GIVEN EXERCISE:
Send back all the data below, exactly as given.

AVAILABLE DATA:

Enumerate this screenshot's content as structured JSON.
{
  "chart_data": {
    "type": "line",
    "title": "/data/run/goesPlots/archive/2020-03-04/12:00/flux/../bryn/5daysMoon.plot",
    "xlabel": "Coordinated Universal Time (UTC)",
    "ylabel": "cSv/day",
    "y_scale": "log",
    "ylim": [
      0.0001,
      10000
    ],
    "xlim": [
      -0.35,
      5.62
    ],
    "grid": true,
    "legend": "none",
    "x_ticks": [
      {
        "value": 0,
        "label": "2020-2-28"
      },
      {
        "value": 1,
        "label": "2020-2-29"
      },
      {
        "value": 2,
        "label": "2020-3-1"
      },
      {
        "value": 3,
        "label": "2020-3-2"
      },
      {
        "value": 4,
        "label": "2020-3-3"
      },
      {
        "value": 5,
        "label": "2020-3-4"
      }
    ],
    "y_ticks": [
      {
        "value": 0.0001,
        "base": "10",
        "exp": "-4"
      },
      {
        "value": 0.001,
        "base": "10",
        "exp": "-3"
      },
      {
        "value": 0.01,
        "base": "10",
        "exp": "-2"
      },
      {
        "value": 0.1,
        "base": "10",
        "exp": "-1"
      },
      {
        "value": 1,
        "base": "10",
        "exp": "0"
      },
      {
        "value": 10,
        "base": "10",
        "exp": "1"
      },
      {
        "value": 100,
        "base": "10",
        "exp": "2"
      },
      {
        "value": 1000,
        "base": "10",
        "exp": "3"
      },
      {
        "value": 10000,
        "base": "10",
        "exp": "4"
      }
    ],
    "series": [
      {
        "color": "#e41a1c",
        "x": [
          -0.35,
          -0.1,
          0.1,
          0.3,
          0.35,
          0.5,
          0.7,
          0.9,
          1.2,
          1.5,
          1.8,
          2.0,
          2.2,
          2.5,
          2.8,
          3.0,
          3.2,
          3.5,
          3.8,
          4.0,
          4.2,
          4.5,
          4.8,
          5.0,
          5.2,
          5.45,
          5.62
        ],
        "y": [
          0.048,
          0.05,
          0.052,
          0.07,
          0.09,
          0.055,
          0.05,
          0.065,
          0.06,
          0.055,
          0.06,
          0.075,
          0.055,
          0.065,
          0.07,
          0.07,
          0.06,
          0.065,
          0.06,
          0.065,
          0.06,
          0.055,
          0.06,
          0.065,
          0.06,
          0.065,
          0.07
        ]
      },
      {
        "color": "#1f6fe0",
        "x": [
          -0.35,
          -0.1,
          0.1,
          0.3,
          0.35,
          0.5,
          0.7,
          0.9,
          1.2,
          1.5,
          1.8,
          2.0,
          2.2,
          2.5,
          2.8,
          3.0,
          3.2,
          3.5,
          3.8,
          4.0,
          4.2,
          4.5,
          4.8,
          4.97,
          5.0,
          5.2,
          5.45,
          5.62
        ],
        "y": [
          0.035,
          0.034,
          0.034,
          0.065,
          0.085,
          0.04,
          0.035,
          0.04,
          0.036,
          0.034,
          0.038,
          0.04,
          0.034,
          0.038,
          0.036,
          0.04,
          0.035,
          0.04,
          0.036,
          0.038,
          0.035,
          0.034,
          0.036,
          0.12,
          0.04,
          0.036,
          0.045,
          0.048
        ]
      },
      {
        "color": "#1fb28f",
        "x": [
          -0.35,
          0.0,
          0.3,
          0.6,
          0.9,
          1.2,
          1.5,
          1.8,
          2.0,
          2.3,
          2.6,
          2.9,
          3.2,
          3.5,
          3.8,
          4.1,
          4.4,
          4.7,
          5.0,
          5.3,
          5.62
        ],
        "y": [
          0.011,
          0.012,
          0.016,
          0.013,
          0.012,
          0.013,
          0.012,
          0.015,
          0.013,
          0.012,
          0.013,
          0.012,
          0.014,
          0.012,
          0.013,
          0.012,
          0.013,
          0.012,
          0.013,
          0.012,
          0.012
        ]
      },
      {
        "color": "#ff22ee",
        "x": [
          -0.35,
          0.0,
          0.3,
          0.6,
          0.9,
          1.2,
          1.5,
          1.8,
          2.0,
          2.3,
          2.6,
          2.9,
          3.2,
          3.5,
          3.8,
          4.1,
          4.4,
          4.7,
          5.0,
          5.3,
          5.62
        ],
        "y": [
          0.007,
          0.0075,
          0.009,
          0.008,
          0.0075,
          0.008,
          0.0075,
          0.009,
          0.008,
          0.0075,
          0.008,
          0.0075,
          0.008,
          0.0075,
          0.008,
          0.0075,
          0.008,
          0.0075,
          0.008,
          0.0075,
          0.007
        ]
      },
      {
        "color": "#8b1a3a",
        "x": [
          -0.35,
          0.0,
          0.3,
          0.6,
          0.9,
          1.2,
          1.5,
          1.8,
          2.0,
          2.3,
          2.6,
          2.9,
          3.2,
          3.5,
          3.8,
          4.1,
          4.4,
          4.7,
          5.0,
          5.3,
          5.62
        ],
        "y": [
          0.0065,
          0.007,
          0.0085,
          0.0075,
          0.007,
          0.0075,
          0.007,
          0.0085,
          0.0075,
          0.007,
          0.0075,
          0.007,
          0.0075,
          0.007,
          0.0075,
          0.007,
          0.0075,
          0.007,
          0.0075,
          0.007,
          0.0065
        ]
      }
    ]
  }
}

EXERCISE RESULT:
Enumerate this screenshot's content as structured JSON.
{
  "chart_data": {
    "type": "line",
    "title": "/data/run/goesPlots/archive/2020-03-04/12:00/flux/../bryn/5daysMoon.plot",
    "xlabel": "Coordinated Universal Time (UTC)",
    "ylabel": "cSv/day",
    "y_scale": "log",
    "ylim": [
      0.0001,
      10000
    ],
    "xlim": [
      -0.35,
      5.62
    ],
    "grid": true,
    "legend": "none",
    "x_ticks": [
      {
        "value": 0,
        "label": "2020-2-28"
      },
      {
        "value": 1,
        "label": "2020-2-29"
      },
      {
        "value": 2,
        "label": "2020-3-1"
      },
      {
        "value": 3,
        "label": "2020-3-2"
      },
      {
        "value": 4,
        "label": "2020-3-3"
      },
      {
        "value": 5,
        "label": "2020-3-4"
      }
    ],
    "y_ticks": [
      {
        "value": 0.0001,
        "base": "10",
        "exp": "-4"
      },
      {
        "value": 0.001,
        "base": "10",
        "exp": "-3"
      },
      {
        "value": 0.01,
        "base": "10",
        "exp": "-2"
      },
      {
        "value": 0.1,
        "base": "10",
        "exp": "-1"
      },
      {
        "value": 1,
        "base": "10",
        "exp": "0"
      },
      {
        "value": 10,
        "base": "10",
        "exp": "1"
      },
      {
        "value": 100,
        "base": "10",
        "exp": "2"
      },
      {
        "value": 1000,
        "base": "10",
        "exp": "3"
      },
      {
        "value": 10000,
        "base": "10",
        "exp": "4"
      }
    ],
    "series": [
      {
        "color": "#e41a1c",
        "x": [
          -0.35,
          -0.1,
          0.1,
          0.3,
          0.35,
          0.5,
          0.7,
          0.9,
          1.2,
          1.5,
          1.8,
          2.0,
          2.2,
          2.5,
          2.8,
          3.0,
          3.2,
          3.5,
          3.8,
          4.0,
          4.2,
          4.5,
          4.8,
          5.0,
          5.2,
          5.45,
          5.62
        ],
        "y": [
          0.048,
          0.05,
          0.052,
          0.07,
          0.09,
          0.055,
          0.05,
          0.065,
          0.06,
          0.055,
          0.06,
          0.075,
          0.055,
          0.065,
          0.07,
          0.07,
          0.06,
          0.065,
          0.06,
          0.065,
          0.06,
          0.055,
          0.06,
          0.065,
          0.06,
          0.065,
          0.07
        ]
      },
      {
        "color": "#1f6fe0",
        "x": [
          -0.35,
          -0.1,
          0.1,
          0.3,
          0.35,
          0.5,
          0.7,
          0.9,
          1.2,
          1.5,
          1.8,
          2.0,
          2.2,
          2.5,
          2.8,
          3.0,
          3.2,
          3.5,
          3.8,
          4.0,
          4.2,
          4.5,
          4.8,
          4.97,
          5.0,
          5.2,
          5.45,
          5.62
        ],
        "y": [
          0.035,
          0.034,
          0.034,
          0.065,
          0.085,
          0.04,
          0.035,
          0.04,
          0.036,
          0.034,
          0.038,
          0.04,
          0.034,
          0.038,
          0.036,
          0.04,
          0.035,
          0.04,
          0.036,
          0.038,
          0.035,
          0.034,
          0.036,
          0.12,
          0.04,
          0.036,
          0.045,
          0.048
        ]
      },
      {
        "color": "#1fb28f",
        "x": [
          -0.35,
          0.0,
          0.3,
          0.6,
          0.9,
          1.2,
          1.5,
          1.8,
          2.0,
          2.3,
          2.6,
          2.9,
          3.2,
          3.5,
          3.8,
          4.1,
          4.4,
          4.7,
          5.0,
          5.3,
          5.62
        ],
        "y": [
          0.011,
          0.012,
          0.016,
          0.013,
          0.012,
          0.013,
          0.012,
          0.015,
          0.013,
          0.012,
          0.013,
          0.012,
          0.014,
          0.012,
          0.013,
          0.012,
          0.013,
          0.012,
          0.013,
          0.012,
          0.012
        ]
      },
      {
        "color": "#ff22ee",
        "x": [
          -0.35,
          0.0,
          0.3,
          0.6,
          0.9,
          1.2,
          1.5,
          1.8,
          2.0,
          2.3,
          2.6,
          2.9,
          3.2,
          3.5,
          3.8,
          4.1,
          4.4,
          4.7,
          5.0,
          5.3,
          5.62
        ],
        "y": [
          0.007,
          0.0075,
          0.009,
          0.008,
          0.0075,
          0.008,
          0.0075,
          0.009,
          0.008,
          0.0075,
          0.008,
          0.0075,
          0.008,
          0.0075,
          0.008,
          0.0075,
          0.008,
          0.0075,
          0.008,
          0.0075,
          0.007
        ]
      },
      {
        "color": "#8b1a3a",
        "x": [
          -0.35,
          0.0,
          0.3,
          0.6,
          0.9,
          1.2,
          1.5,
          1.8,
          2.0,
          2.3,
          2.6,
          2.9,
          3.2,
          3.5,
          3.8,
          4.1,
          4.4,
          4.7,
          5.0,
          5.3,
          5.62
        ],
        "y": [
          0.0065,
          0.007,
          0.0085,
          0.0075,
          0.007,
          0.0075,
          0.007,
          0.0085,
          0.0075,
          0.007,
          0.0075,
          0.007,
          0.0075,
          0.007,
          0.0075,
          0.007,
          0.0075,
          0.007,
          0.0075,
          0.007,
          0.0065
        ]
      }
    ]
  }
}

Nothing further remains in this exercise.